• [Problem to solve]: Search the listing below for the string "flatness" and copy every line where it occurs.

* start Material *

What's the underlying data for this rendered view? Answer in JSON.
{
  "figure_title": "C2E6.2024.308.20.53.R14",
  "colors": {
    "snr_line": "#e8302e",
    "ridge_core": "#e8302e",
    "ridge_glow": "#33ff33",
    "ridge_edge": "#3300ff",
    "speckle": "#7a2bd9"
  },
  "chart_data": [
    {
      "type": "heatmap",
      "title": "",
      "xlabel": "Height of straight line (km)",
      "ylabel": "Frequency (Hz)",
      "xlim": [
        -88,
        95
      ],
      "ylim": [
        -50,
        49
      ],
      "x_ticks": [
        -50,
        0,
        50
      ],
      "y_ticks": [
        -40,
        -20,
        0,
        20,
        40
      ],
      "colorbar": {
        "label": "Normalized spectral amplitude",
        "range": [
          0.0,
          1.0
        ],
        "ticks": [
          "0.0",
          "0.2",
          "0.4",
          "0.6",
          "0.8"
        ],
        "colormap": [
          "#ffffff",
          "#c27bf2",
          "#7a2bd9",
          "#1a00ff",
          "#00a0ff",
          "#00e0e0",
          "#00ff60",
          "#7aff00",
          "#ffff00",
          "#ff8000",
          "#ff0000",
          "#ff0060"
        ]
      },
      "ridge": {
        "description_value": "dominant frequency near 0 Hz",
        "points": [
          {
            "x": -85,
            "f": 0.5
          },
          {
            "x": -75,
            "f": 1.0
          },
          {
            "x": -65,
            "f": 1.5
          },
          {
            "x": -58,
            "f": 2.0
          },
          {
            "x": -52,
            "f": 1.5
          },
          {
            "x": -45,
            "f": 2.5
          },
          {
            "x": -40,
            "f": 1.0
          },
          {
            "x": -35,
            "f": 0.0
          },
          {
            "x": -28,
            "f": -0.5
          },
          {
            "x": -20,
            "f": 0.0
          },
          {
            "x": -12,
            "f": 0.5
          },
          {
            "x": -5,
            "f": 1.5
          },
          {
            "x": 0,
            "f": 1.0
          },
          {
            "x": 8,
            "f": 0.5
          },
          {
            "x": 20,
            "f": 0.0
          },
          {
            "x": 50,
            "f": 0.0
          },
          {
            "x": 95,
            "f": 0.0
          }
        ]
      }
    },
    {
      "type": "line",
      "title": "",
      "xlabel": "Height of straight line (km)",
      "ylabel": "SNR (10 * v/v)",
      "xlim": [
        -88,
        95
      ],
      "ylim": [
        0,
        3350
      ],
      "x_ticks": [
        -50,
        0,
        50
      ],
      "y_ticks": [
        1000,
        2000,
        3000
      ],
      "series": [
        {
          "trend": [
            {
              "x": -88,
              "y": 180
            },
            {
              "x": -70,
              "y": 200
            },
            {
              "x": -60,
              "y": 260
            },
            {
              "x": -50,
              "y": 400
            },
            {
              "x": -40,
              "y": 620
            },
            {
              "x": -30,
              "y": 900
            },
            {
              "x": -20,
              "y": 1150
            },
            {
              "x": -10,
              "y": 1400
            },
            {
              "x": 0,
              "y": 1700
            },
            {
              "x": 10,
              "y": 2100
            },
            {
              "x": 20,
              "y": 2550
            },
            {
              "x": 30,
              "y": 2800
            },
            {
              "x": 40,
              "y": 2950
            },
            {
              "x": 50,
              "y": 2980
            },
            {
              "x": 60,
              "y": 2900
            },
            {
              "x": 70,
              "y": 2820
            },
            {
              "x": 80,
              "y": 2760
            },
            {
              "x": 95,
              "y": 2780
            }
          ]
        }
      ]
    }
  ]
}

* end Material *
* start Material *

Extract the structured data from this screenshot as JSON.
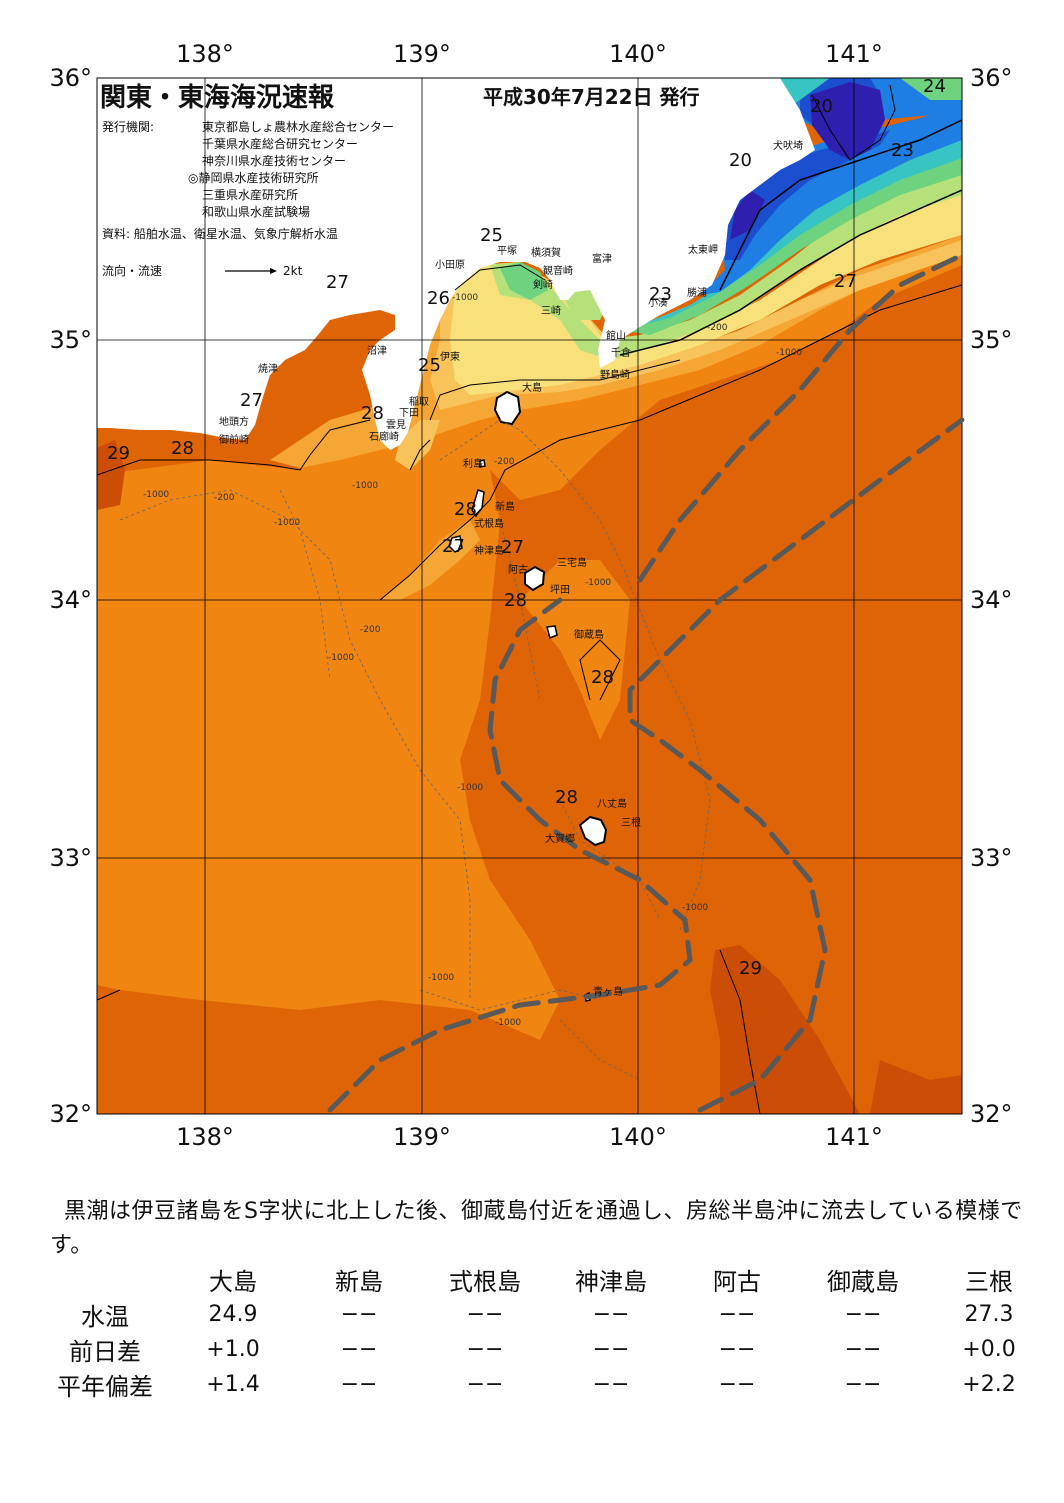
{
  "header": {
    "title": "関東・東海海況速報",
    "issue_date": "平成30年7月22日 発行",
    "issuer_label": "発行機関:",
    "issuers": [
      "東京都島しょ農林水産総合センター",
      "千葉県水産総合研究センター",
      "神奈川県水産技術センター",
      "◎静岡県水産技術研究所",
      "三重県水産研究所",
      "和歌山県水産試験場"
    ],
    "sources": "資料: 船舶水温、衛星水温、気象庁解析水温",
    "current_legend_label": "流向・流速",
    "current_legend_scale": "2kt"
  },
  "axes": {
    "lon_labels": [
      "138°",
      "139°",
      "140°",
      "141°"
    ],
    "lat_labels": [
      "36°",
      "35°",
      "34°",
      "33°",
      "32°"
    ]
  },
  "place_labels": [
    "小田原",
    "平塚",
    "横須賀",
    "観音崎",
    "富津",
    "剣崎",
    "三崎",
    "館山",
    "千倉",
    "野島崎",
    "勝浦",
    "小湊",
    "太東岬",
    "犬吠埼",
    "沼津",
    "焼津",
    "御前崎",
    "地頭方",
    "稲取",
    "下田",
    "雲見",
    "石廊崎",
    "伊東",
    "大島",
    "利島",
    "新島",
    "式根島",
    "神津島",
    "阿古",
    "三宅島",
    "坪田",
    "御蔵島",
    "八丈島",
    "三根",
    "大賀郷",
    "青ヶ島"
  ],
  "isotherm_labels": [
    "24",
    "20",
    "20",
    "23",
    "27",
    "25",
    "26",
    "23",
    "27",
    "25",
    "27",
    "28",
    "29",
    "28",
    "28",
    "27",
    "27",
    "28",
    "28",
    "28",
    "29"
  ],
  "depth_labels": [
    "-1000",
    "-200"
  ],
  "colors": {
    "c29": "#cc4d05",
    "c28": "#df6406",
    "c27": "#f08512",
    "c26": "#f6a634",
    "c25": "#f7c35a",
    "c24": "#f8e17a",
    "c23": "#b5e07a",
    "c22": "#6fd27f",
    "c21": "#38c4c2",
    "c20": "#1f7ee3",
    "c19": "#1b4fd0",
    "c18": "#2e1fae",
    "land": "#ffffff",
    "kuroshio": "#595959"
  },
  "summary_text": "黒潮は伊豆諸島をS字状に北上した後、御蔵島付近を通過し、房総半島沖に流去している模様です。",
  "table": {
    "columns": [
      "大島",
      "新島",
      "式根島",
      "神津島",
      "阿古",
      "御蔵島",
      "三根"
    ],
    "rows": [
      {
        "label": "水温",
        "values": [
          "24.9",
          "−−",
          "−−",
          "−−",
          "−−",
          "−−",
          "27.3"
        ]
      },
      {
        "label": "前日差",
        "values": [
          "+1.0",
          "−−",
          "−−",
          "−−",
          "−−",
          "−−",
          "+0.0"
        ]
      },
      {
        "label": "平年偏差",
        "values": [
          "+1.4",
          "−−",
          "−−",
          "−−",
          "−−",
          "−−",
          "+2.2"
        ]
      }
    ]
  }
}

* end Material *
* start Material *

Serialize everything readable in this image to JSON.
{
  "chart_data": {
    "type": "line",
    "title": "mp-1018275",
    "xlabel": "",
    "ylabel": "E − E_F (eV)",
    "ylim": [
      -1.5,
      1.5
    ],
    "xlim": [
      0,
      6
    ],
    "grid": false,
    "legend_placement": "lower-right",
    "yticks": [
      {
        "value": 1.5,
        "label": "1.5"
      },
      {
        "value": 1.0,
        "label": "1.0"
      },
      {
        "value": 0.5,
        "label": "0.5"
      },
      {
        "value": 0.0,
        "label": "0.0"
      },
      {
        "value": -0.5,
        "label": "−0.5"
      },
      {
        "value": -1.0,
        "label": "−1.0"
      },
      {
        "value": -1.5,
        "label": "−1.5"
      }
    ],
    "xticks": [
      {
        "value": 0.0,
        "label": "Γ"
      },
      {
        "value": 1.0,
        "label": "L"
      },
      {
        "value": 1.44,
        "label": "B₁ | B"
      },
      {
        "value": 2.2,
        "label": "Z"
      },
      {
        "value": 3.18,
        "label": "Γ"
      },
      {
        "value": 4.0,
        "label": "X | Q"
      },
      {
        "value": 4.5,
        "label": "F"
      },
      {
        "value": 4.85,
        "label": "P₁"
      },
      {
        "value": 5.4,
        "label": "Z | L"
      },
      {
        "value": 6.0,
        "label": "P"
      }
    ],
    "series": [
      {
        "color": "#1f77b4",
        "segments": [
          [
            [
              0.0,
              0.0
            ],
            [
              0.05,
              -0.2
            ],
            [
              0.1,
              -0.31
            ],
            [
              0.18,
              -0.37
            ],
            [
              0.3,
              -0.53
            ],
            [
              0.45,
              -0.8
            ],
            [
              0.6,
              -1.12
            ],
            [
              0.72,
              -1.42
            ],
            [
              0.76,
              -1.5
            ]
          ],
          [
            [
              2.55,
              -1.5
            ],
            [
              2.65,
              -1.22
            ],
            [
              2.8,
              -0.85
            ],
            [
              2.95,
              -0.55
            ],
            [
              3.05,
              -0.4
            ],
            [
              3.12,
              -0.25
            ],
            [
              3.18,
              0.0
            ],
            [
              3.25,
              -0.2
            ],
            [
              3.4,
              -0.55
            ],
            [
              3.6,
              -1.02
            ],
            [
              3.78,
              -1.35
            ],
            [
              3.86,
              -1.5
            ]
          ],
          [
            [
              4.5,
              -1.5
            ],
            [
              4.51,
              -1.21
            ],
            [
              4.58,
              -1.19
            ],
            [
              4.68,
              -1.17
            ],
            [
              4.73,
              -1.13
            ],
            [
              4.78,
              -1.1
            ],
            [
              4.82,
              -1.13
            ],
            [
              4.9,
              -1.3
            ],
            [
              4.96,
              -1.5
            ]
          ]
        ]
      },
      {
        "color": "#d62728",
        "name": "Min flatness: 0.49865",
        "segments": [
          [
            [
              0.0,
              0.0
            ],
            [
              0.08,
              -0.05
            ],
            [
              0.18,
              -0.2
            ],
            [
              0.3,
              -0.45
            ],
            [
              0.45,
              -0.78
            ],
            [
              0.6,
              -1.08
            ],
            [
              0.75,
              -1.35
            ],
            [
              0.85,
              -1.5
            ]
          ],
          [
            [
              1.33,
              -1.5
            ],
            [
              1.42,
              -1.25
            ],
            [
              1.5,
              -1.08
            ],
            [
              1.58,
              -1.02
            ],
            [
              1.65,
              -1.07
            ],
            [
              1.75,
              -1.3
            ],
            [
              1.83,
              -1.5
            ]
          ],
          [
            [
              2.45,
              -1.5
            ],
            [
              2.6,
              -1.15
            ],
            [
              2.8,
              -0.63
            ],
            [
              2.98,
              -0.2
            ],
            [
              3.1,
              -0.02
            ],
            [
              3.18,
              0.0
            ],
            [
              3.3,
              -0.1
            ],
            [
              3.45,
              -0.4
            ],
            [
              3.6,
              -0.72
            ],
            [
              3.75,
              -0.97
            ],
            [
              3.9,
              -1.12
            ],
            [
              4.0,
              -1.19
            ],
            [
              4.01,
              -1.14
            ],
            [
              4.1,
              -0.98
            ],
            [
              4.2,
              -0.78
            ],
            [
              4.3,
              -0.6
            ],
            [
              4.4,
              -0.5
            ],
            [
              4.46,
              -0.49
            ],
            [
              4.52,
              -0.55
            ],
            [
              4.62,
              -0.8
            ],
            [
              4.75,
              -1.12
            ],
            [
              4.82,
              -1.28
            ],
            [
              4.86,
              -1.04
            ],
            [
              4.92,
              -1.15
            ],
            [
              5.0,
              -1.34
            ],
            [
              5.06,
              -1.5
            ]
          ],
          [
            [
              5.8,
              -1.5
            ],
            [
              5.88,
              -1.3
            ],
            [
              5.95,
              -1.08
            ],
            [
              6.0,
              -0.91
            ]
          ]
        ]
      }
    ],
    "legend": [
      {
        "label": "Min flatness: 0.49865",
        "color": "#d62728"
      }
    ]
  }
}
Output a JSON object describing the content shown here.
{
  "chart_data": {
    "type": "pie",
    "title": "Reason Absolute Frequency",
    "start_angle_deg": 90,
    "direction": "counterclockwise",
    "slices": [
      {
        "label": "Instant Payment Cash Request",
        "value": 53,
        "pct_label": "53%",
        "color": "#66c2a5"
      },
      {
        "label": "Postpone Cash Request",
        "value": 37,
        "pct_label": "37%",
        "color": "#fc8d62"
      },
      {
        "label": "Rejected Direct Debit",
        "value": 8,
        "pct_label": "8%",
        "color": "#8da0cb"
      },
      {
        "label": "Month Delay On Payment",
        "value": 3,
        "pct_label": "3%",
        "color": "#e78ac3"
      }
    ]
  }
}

* end Material *

• [Answer to the exercise]:
        "name": "Min flatness: 0.49865",
        "label": "Min flatness: 0.49865",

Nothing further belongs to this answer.